### Source information
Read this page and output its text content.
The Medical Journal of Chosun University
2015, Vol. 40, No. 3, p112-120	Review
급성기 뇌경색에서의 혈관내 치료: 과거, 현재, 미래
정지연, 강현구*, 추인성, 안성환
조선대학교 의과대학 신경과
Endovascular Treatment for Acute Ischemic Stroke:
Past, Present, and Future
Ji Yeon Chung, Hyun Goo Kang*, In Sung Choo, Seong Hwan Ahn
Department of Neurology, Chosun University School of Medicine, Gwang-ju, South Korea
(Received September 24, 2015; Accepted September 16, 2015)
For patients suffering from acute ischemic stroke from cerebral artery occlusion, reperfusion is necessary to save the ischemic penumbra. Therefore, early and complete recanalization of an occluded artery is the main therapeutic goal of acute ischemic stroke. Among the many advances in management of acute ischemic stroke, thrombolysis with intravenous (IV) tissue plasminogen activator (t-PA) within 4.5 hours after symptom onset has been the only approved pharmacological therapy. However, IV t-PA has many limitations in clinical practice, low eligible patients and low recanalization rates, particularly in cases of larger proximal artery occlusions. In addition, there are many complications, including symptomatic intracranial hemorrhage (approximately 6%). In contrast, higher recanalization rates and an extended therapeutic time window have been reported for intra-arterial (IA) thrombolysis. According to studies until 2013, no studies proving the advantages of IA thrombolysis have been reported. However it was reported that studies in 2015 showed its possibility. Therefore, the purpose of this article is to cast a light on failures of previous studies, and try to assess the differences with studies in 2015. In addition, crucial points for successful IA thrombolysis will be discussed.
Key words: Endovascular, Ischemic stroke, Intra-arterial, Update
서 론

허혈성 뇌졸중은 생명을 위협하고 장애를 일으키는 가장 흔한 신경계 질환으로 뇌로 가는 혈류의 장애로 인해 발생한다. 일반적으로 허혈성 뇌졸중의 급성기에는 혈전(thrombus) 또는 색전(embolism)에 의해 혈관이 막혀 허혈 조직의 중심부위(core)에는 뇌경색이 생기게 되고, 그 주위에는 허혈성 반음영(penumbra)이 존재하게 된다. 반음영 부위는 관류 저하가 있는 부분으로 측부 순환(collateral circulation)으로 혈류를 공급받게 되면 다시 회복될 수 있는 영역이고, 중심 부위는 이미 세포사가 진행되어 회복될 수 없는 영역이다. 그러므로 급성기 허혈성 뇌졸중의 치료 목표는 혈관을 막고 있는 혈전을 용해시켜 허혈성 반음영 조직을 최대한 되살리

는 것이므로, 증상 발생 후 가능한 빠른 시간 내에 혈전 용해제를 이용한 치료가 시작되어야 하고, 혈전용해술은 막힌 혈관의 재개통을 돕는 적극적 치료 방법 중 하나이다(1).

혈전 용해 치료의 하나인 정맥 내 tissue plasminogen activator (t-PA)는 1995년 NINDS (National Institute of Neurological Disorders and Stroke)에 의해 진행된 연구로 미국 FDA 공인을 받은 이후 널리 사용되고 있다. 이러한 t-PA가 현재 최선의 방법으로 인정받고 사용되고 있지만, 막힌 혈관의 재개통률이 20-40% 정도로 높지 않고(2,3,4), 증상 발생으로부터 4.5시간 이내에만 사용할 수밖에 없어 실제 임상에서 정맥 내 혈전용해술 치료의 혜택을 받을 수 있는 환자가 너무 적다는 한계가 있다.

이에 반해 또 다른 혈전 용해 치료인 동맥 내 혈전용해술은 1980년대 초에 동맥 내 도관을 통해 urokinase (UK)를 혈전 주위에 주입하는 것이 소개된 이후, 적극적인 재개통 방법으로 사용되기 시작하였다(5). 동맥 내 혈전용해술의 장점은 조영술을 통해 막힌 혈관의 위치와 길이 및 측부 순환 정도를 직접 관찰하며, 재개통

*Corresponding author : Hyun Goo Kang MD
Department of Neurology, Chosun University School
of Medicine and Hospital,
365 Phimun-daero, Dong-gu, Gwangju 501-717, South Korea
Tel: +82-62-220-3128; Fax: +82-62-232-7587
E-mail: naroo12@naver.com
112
######
**Problem details**
Every line of the listing that includes the word "University" forms the answer.

**Solution to this task**
The Medical Journal of Chosun University
Department of Neurology, Chosun University School of Medicine, Gwang-ju, South Korea
Department of Neurology, Chosun University School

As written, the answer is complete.